Written task »
Copy out the listing exactly.

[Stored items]
____________

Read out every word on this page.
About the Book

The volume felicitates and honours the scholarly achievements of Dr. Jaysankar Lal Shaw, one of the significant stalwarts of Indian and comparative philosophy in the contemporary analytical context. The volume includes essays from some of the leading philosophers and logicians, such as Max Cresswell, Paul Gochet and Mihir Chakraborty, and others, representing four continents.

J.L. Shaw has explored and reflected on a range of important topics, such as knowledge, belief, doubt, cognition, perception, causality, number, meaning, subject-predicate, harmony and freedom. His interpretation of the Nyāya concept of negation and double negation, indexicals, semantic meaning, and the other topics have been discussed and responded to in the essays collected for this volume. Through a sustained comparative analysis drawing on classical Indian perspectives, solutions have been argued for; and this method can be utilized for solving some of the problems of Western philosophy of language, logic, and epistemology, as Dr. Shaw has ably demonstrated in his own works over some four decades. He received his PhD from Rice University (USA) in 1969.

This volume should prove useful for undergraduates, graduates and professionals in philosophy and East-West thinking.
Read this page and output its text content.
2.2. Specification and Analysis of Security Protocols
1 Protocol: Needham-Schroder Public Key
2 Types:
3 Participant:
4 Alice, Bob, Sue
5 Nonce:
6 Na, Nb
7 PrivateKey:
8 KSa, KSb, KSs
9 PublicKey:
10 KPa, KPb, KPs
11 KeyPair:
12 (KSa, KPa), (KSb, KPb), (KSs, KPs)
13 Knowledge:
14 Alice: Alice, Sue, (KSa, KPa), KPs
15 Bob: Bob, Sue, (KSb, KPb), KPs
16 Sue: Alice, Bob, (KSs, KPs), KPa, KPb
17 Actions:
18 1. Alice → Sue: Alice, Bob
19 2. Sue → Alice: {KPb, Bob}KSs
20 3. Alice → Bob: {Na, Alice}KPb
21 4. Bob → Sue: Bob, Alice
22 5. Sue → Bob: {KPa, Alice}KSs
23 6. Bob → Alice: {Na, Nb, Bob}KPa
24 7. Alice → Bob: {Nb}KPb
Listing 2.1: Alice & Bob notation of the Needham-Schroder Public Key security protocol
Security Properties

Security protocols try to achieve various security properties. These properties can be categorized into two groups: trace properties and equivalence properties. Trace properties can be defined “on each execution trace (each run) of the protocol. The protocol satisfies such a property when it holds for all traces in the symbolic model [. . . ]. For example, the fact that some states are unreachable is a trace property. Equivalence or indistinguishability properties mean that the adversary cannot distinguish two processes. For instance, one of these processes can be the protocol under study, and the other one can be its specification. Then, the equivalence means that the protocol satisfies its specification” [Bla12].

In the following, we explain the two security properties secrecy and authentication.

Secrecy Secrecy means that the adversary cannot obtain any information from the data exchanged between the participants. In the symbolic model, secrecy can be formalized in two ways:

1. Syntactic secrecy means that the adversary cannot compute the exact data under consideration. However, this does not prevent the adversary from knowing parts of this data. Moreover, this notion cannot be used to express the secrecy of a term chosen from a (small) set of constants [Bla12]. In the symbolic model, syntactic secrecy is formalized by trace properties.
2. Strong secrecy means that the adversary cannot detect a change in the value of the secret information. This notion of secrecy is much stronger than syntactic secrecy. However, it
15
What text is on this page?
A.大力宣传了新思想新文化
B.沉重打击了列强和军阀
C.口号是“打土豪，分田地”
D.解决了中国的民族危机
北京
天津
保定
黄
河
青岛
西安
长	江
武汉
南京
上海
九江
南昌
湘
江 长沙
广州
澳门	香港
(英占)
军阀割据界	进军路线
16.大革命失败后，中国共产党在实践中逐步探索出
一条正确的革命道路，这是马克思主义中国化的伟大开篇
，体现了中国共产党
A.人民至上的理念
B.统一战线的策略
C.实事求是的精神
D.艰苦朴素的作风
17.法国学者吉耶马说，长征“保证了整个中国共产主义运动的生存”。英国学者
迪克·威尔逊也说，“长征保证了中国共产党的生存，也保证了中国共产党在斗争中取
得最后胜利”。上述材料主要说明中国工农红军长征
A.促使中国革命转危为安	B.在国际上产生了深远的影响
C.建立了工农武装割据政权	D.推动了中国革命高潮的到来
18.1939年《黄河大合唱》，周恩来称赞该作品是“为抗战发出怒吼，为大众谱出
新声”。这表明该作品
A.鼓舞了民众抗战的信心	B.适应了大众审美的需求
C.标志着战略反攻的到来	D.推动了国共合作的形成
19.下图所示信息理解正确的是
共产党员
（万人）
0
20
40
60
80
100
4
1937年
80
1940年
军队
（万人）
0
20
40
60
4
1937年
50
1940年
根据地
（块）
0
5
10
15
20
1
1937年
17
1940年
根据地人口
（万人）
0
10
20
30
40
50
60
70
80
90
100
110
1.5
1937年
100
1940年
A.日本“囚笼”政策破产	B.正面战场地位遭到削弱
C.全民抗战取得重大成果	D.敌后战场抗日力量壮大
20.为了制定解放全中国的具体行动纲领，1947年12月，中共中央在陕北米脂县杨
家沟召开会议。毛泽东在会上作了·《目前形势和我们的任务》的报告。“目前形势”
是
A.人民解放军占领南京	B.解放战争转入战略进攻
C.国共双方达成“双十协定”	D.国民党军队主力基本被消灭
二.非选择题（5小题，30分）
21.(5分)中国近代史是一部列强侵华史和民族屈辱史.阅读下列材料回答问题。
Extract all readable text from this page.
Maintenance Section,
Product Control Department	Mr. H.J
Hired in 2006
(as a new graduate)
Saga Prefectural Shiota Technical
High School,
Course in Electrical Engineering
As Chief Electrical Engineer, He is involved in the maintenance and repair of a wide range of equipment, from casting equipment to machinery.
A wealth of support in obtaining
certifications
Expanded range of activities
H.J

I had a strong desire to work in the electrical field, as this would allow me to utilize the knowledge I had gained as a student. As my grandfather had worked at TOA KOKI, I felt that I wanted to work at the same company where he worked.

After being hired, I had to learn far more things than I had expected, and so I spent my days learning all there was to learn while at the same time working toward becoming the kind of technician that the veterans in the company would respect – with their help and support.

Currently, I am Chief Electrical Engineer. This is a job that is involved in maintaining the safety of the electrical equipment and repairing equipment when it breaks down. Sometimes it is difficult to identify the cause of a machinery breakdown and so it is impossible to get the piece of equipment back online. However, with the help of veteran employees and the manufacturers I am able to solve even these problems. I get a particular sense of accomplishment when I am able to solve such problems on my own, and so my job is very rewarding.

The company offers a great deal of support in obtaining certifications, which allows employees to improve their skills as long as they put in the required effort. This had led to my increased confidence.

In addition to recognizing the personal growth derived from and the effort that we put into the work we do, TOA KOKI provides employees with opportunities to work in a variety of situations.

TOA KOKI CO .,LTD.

____________

Output of the exercise »
Read out every word on this page.
About the Book

The volume felicitates and honours the scholarly achievements of Dr. Jaysankar Lal Shaw, one of the significant stalwarts of Indian and comparative philosophy in the contemporary analytical context. The volume includes essays from some of the leading philosophers and logicians, such as Max Cresswell, Paul Gochet and Mihir Chakraborty, and others, representing four continents.

J.L. Shaw has explored and reflected on a range of important topics, such as knowledge, belief, doubt, cognition, perception, causality, number, meaning, subject-predicate, harmony and freedom. His interpretation of the Nyāya concept of negation and double negation, indexicals, semantic meaning, and the other topics have been discussed and responded to in the essays collected for this volume. Through a sustained comparative analysis drawing on classical Indian perspectives, solutions have been argued for; and this method can be utilized for solving some of the problems of Western philosophy of language, logic, and epistemology, as Dr. Shaw has ably demonstrated in his own works over some four decades. He received his PhD from Rice University (USA) in 1969.

This volume should prove useful for undergraduates, graduates and professionals in philosophy and East-West thinking.
Read this page and output its text content.
2.2. Specification and Analysis of Security Protocols
1 Protocol: Needham-Schroder Public Key
2 Types:
3 Participant:
4 Alice, Bob, Sue
5 Nonce:
6 Na, Nb
7 PrivateKey:
8 KSa, KSb, KSs
9 PublicKey:
10 KPa, KPb, KPs
11 KeyPair:
12 (KSa, KPa), (KSb, KPb), (KSs, KPs)
13 Knowledge:
14 Alice: Alice, Sue, (KSa, KPa), KPs
15 Bob: Bob, Sue, (KSb, KPb), KPs
16 Sue: Alice, Bob, (KSs, KPs), KPa, KPb
17 Actions:
18 1. Alice → Sue: Alice, Bob
19 2. Sue → Alice: {KPb, Bob}KSs
20 3. Alice → Bob: {Na, Alice}KPb
21 4. Bob → Sue: Bob, Alice
22 5. Sue → Bob: {KPa, Alice}KSs
23 6. Bob → Alice: {Na, Nb, Bob}KPa
24 7. Alice → Bob: {Nb}KPb
Listing 2.1: Alice & Bob notation of the Needham-Schroder Public Key security protocol
Security Properties

Security protocols try to achieve various security properties. These properties can be categorized into two groups: trace properties and equivalence properties. Trace properties can be defined “on each execution trace (each run) of the protocol. The protocol satisfies such a property when it holds for all traces in the symbolic model [. . . ]. For example, the fact that some states are unreachable is a trace property. Equivalence or indistinguishability properties mean that the adversary cannot distinguish two processes. For instance, one of these processes can be the protocol under study, and the other one can be its specification. Then, the equivalence means that the protocol satisfies its specification” [Bla12].

In the following, we explain the two security properties secrecy and authentication.

Secrecy Secrecy means that the adversary cannot obtain any information from the data exchanged between the participants. In the symbolic model, secrecy can be formalized in two ways:

1. Syntactic secrecy means that the adversary cannot compute the exact data under consideration. However, this does not prevent the adversary from knowing parts of this data. Moreover, this notion cannot be used to express the secrecy of a term chosen from a (small) set of constants [Bla12]. In the symbolic model, syntactic secrecy is formalized by trace properties.
2. Strong secrecy means that the adversary cannot detect a change in the value of the secret information. This notion of secrecy is much stronger than syntactic secrecy. However, it
15
What text is on this page?
A.大力宣传了新思想新文化
B.沉重打击了列强和军阀
C.口号是“打土豪，分田地”
D.解决了中国的民族危机
北京
天津
保定
黄
河
青岛
西安
长	江
武汉
南京
上海
九江
南昌
湘
江 长沙
广州
澳门	香港
(英占)
军阀割据界	进军路线
16.大革命失败后，中国共产党在实践中逐步探索出
一条正确的革命道路，这是马克思主义中国化的伟大开篇
，体现了中国共产党
A.人民至上的理念
B.统一战线的策略
C.实事求是的精神
D.艰苦朴素的作风
17.法国学者吉耶马说，长征“保证了整个中国共产主义运动的生存”。英国学者
迪克·威尔逊也说，“长征保证了中国共产党的生存，也保证了中国共产党在斗争中取
得最后胜利”。上述材料主要说明中国工农红军长征
A.促使中国革命转危为安	B.在国际上产生了深远的影响
C.建立了工农武装割据政权	D.推动了中国革命高潮的到来
18.1939年《黄河大合唱》，周恩来称赞该作品是“为抗战发出怒吼，为大众谱出
新声”。这表明该作品
A.鼓舞了民众抗战的信心	B.适应了大众审美的需求
C.标志着战略反攻的到来	D.推动了国共合作的形成
19.下图所示信息理解正确的是
共产党员
（万人）
0
20
40
60
80
100
4
1937年
80
1940年
军队
（万人）
0
20
40
60
4
1937年
50
1940年
根据地
（块）
0
5
10
15
20
1
1937年
17
1940年
根据地人口
（万人）
0
10
20
30
40
50
60
70
80
90
100
110
1.5
1937年
100
1940年
A.日本“囚笼”政策破产	B.正面战场地位遭到削弱
C.全民抗战取得重大成果	D.敌后战场抗日力量壮大
20.为了制定解放全中国的具体行动纲领，1947年12月，中共中央在陕北米脂县杨
家沟召开会议。毛泽东在会上作了·《目前形势和我们的任务》的报告。“目前形势”
是
A.人民解放军占领南京	B.解放战争转入战略进攻
C.国共双方达成“双十协定”	D.国民党军队主力基本被消灭
二.非选择题（5小题，30分）
21.(5分)中国近代史是一部列强侵华史和民族屈辱史.阅读下列材料回答问题。
Extract all readable text from this page.
Maintenance Section,
Product Control Department	Mr. H.J
Hired in 2006
(as a new graduate)
Saga Prefectural Shiota Technical
High School,
Course in Electrical Engineering
As Chief Electrical Engineer, He is involved in the maintenance and repair of a wide range of equipment, from casting equipment to machinery.
A wealth of support in obtaining
certifications
Expanded range of activities
H.J

I had a strong desire to work in the electrical field, as this would allow me to utilize the knowledge I had gained as a student. As my grandfather had worked at TOA KOKI, I felt that I wanted to work at the same company where he worked.

After being hired, I had to learn far more things than I had expected, and so I spent my days learning all there was to learn while at the same time working toward becoming the kind of technician that the veterans in the company would respect – with their help and support.

Currently, I am Chief Electrical Engineer. This is a job that is involved in maintaining the safety of the electrical equipment and repairing equipment when it breaks down. Sometimes it is difficult to identify the cause of a machinery breakdown and so it is impossible to get the piece of equipment back online. However, with the help of veteran employees and the manufacturers I am able to solve even these problems. I get a particular sense of accomplishment when I am able to solve such problems on my own, and so my job is very rewarding.

The company offers a great deal of support in obtaining certifications, which allows employees to improve their skills as long as they put in the required effort. This had led to my increased confidence.

In addition to recognizing the personal growth derived from and the effort that we put into the work we do, TOA KOKI provides employees with opportunities to work in a variety of situations.

TOA KOKI CO .,LTD.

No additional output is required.